++++ Provided material ++++
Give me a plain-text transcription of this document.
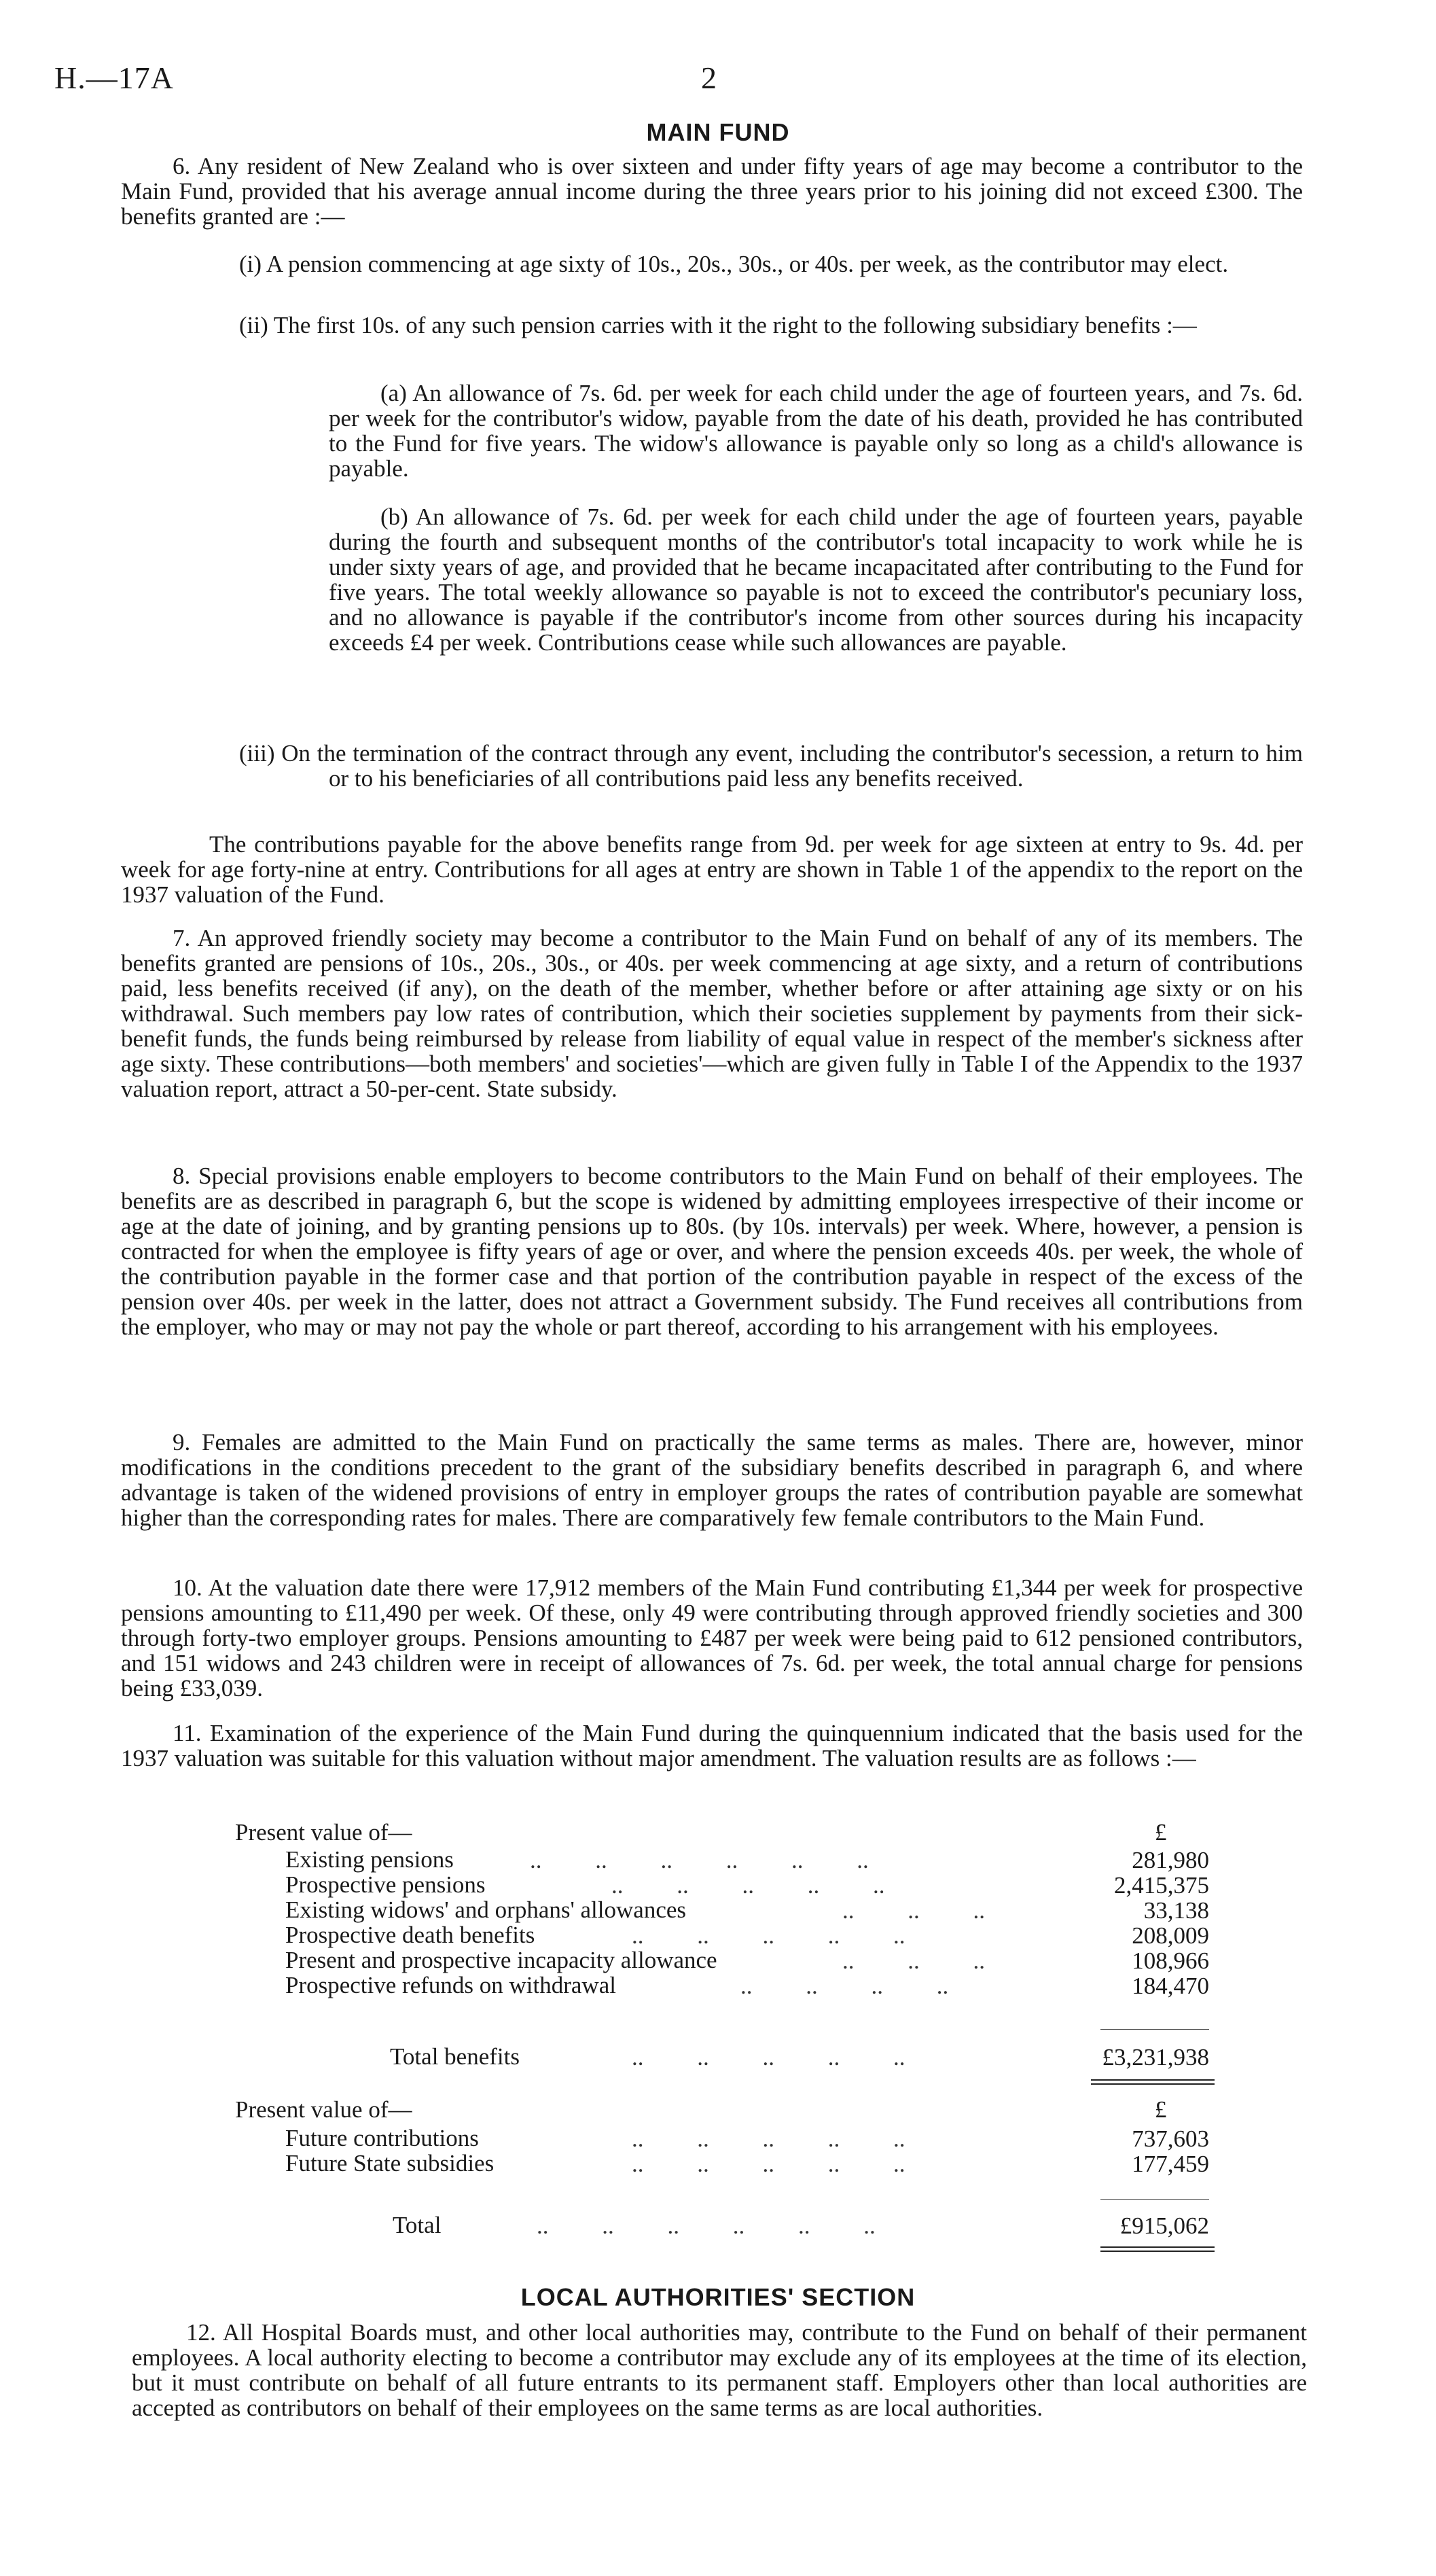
H.—17A	2
MAIN FUND

6. Any resident of New Zealand who is over sixteen and under fifty years of age may become a contributor to the Main Fund, provided that his average annual income during the three years prior to his joining did not exceed £300. The benefits granted are :—

(i) A pension commencing at age sixty of 10s., 20s., 30s., or 40s. per week, as the contributor may elect.

(ii) The first 10s. of any such pension carries with it the right to the following subsidiary benefits :—

(a) An allowance of 7s. 6d. per week for each child under the age of fourteen years, and 7s. 6d. per week for the contributor's widow, payable from the date of his death, provided he has contributed to the Fund for five years. The widow's allowance is payable only so long as a child's allowance is payable.

(b) An allowance of 7s. 6d. per week for each child under the age of fourteen years, payable during the fourth and subsequent months of the contributor's total incapacity to work while he is under sixty years of age, and provided that he became incapacitated after contributing to the Fund for five years. The total weekly allowance so payable is not to exceed the contributor's pecuniary loss, and no allowance is payable if the contributor's income from other sources during his incapacity exceeds £4 per week. Contributions cease while such allowances are payable.

(iii) On the termination of the contract through any event, including the contributor's secession, a return to him or to his beneficiaries of all contributions paid less any benefits received.

The contributions payable for the above benefits range from 9d. per week for age sixteen at entry to 9s. 4d. per week for age forty-nine at entry. Contributions for all ages at entry are shown in Table 1 of the appendix to the report on the 1937 valuation of the Fund.

7. An approved friendly society may become a contributor to the Main Fund on behalf of any of its members. The benefits granted are pensions of 10s., 20s., 30s., or 40s. per week commencing at age sixty, and a return of contributions paid, less benefits received (if any), on the death of the member, whether before or after attaining age sixty or on his withdrawal. Such members pay low rates of contribution, which their societies supplement by payments from their sick-benefit funds, the funds being reimbursed by release from liability of equal value in respect of the member's sickness after age sixty. These contributions—both members' and societies'—which are given fully in Table I of the Appendix to the 1937 valuation report, attract a 50-per-cent. State subsidy.

8. Special provisions enable employers to become contributors to the Main Fund on behalf of their employees. The benefits are as described in paragraph 6, but the scope is widened by admitting employees irrespective of their income or age at the date of joining, and by granting pensions up to 80s. (by 10s. intervals) per week. Where, however, a pension is contracted for when the employee is fifty years of age or over, and where the pension exceeds 40s. per week, the whole of the contribution payable in the former case and that portion of the contribution payable in respect of the excess of the pension over 40s. per week in the latter, does not attract a Government subsidy. The Fund receives all contributions from the employer, who may or may not pay the whole or part thereof, according to his arrangement with his employees.

9. Females are admitted to the Main Fund on practically the same terms as males. There are, however, minor modifications in the conditions precedent to the grant of the subsidiary benefits described in paragraph 6, and where advantage is taken of the widened provisions of entry in employer groups the rates of contribution payable are somewhat higher than the corresponding rates for males. There are comparatively few female contributors to the Main Fund.

10. At the valuation date there were 17,912 members of the Main Fund contributing £1,344 per week for prospective pensions amounting to £11,490 per week. Of these, only 49 were contributing through approved friendly societies and 300 through forty-two employer groups. Pensions amounting to £487 per week were being paid to 612 pensioned contributors, and 151 widows and 243 children were in receipt of allowances of 7s. 6d. per week, the total annual charge for pensions being £33,039.

11. Examination of the experience of the Main Fund during the quinquennium indicated that the basis used for the 1937 valuation was suitable for this valuation without major amendment. The valuation results are as follows :—

Present value of—	£
Existing pensions	..         ..         ..         ..         ..         ..	281,980
Prospective pensions	..         ..         ..         ..         ..	2,415,375
Existing widows' and orphans' allowances	..         ..         ..	33,138
Prospective death benefits	..         ..         ..         ..         ..	208,009
Present and prospective incapacity allowance	..         ..         ..	108,966
Prospective refunds on withdrawal	..         ..         ..         ..	184,470
Total benefits	..         ..         ..         ..         ..	£3,231,938
Present value of—	£
Future contributions	..         ..         ..         ..         ..	737,603
Future State subsidies	..         ..         ..         ..         ..	177,459
Total	..         ..         ..         ..         ..         ..	£915,062
LOCAL AUTHORITIES' SECTION

12. All Hospital Boards must, and other local authorities may, contribute to the Fund on behalf of their permanent employees. A local authority electing to become a contributor may exclude any of its employees at the time of its election, but it must contribute on behalf of all future entrants to its permanent staff. Employers other than local authorities are accepted as contributors on behalf of their employees on the same terms as are local authorities.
++++
■ What is asked:
Reproduce the records, all of them, word for word; omit the pictures.

■ Full solution:
Give me a plain-text transcription of this document.
H.—17A	2
MAIN FUND

6. Any resident of New Zealand who is over sixteen and under fifty years of age may become a contributor to the Main Fund, provided that his average annual income during the three years prior to his joining did not exceed £300. The benefits granted are :—

(i) A pension commencing at age sixty of 10s., 20s., 30s., or 40s. per week, as the contributor may elect.

(ii) The first 10s. of any such pension carries with it the right to the following subsidiary benefits :—

(a) An allowance of 7s. 6d. per week for each child under the age of fourteen years, and 7s. 6d. per week for the contributor's widow, payable from the date of his death, provided he has contributed to the Fund for five years. The widow's allowance is payable only so long as a child's allowance is payable.

(b) An allowance of 7s. 6d. per week for each child under the age of fourteen years, payable during the fourth and subsequent months of the contributor's total incapacity to work while he is under sixty years of age, and provided that he became incapacitated after contributing to the Fund for five years. The total weekly allowance so payable is not to exceed the contributor's pecuniary loss, and no allowance is payable if the contributor's income from other sources during his incapacity exceeds £4 per week. Contributions cease while such allowances are payable.

(iii) On the termination of the contract through any event, including the contributor's secession, a return to him or to his beneficiaries of all contributions paid less any benefits received.

The contributions payable for the above benefits range from 9d. per week for age sixteen at entry to 9s. 4d. per week for age forty-nine at entry. Contributions for all ages at entry are shown in Table 1 of the appendix to the report on the 1937 valuation of the Fund.

7. An approved friendly society may become a contributor to the Main Fund on behalf of any of its members. The benefits granted are pensions of 10s., 20s., 30s., or 40s. per week commencing at age sixty, and a return of contributions paid, less benefits received (if any), on the death of the member, whether before or after attaining age sixty or on his withdrawal. Such members pay low rates of contribution, which their societies supplement by payments from their sick-benefit funds, the funds being reimbursed by release from liability of equal value in respect of the member's sickness after age sixty. These contributions—both members' and societies'—which are given fully in Table I of the Appendix to the 1937 valuation report, attract a 50-per-cent. State subsidy.

8. Special provisions enable employers to become contributors to the Main Fund on behalf of their employees. The benefits are as described in paragraph 6, but the scope is widened by admitting employees irrespective of their income or age at the date of joining, and by granting pensions up to 80s. (by 10s. intervals) per week. Where, however, a pension is contracted for when the employee is fifty years of age or over, and where the pension exceeds 40s. per week, the whole of the contribution payable in the former case and that portion of the contribution payable in respect of the excess of the pension over 40s. per week in the latter, does not attract a Government subsidy. The Fund receives all contributions from the employer, who may or may not pay the whole or part thereof, according to his arrangement with his employees.

9. Females are admitted to the Main Fund on practically the same terms as males. There are, however, minor modifications in the conditions precedent to the grant of the subsidiary benefits described in paragraph 6, and where advantage is taken of the widened provisions of entry in employer groups the rates of contribution payable are somewhat higher than the corresponding rates for males. There are comparatively few female contributors to the Main Fund.

10. At the valuation date there were 17,912 members of the Main Fund contributing £1,344 per week for prospective pensions amounting to £11,490 per week. Of these, only 49 were contributing through approved friendly societies and 300 through forty-two employer groups. Pensions amounting to £487 per week were being paid to 612 pensioned contributors, and 151 widows and 243 children were in receipt of allowances of 7s. 6d. per week, the total annual charge for pensions being £33,039.

11. Examination of the experience of the Main Fund during the quinquennium indicated that the basis used for the 1937 valuation was suitable for this valuation without major amendment. The valuation results are as follows :—

Present value of—	£
Existing pensions	..         ..         ..         ..         ..         ..	281,980
Prospective pensions	..         ..         ..         ..         ..	2,415,375
Existing widows' and orphans' allowances	..         ..         ..	33,138
Prospective death benefits	..         ..         ..         ..         ..	208,009
Present and prospective incapacity allowance	..         ..         ..	108,966
Prospective refunds on withdrawal	..         ..         ..         ..	184,470
Total benefits	..         ..         ..         ..         ..	£3,231,938
Present value of—	£
Future contributions	..         ..         ..         ..         ..	737,603
Future State subsidies	..         ..         ..         ..         ..	177,459
Total	..         ..         ..         ..         ..         ..	£915,062
LOCAL AUTHORITIES' SECTION

12. All Hospital Boards must, and other local authorities may, contribute to the Fund on behalf of their permanent employees. A local authority electing to become a contributor may exclude any of its employees at the time of its election, but it must contribute on behalf of all future entrants to its permanent staff. Employers other than local authorities are accepted as contributors on behalf of their employees on the same terms as are local authorities.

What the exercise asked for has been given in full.